— Problem to solve —
Locate and copy each line in the data that contains the word "Caribbean".

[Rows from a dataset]

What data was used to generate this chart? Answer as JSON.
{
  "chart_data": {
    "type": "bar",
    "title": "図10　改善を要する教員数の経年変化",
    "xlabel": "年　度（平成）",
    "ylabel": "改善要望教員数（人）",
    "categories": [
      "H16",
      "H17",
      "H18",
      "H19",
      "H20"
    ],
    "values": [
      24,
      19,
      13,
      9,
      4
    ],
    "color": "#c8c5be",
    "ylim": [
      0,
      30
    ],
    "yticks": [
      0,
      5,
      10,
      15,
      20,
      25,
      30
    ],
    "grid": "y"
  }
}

---

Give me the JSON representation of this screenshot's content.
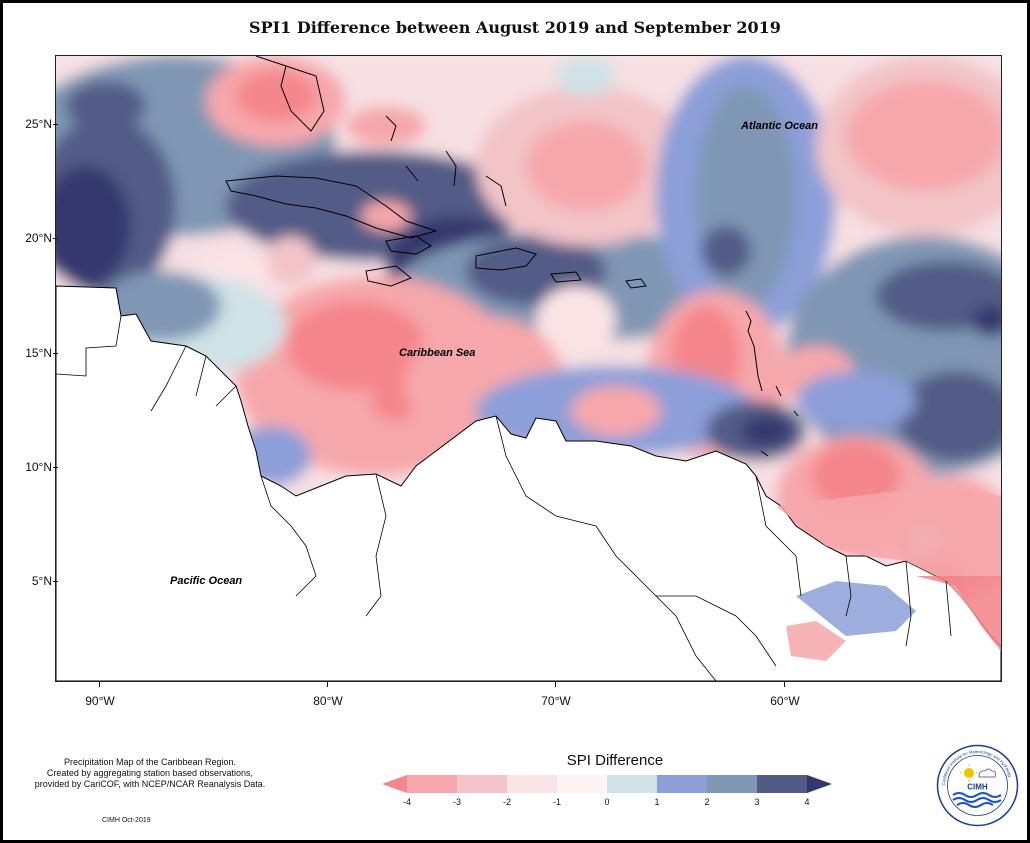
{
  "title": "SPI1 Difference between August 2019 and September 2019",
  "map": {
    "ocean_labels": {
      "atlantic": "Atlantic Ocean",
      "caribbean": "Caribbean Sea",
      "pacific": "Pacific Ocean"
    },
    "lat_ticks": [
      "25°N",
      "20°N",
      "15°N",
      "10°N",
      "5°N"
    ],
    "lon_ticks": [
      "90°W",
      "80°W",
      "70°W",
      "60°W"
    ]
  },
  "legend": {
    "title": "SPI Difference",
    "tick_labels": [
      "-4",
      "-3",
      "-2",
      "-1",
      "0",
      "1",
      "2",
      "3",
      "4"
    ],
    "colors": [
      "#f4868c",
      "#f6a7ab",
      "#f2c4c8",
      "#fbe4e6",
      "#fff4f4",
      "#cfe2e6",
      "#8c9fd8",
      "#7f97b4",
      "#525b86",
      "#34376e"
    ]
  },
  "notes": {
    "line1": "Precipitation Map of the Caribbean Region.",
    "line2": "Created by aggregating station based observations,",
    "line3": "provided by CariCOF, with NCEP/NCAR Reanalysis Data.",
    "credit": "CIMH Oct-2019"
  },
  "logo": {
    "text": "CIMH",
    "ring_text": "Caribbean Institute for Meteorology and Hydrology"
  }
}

==

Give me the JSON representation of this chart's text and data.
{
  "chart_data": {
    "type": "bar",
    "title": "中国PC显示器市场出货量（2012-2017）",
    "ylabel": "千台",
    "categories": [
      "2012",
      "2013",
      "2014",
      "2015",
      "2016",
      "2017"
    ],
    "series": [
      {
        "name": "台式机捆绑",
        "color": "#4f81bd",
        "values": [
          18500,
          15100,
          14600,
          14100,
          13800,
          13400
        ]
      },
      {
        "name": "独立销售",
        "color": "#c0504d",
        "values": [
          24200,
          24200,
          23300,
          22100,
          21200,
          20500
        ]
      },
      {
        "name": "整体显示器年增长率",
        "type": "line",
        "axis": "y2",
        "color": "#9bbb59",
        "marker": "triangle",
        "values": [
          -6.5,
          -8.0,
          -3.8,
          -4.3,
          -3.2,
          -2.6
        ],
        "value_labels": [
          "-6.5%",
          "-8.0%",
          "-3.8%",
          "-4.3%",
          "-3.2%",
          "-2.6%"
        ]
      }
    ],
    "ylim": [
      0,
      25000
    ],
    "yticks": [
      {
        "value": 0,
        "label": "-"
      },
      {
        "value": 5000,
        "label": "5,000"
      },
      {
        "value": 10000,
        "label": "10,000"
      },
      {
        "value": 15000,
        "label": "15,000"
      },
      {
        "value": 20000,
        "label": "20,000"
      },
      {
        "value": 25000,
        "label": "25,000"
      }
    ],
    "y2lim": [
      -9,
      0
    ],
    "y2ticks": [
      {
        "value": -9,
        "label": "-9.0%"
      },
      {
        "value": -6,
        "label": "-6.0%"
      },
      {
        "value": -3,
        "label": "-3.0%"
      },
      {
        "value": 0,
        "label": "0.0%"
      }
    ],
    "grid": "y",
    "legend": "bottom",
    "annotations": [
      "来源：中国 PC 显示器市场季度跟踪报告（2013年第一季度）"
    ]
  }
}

— Response to this task —
      "caribbean": "Caribbean Sea",
    "line1": "Precipitation Map of the Caribbean Region.",
    "ring_text": "Caribbean Institute for Meteorology and Hydrology"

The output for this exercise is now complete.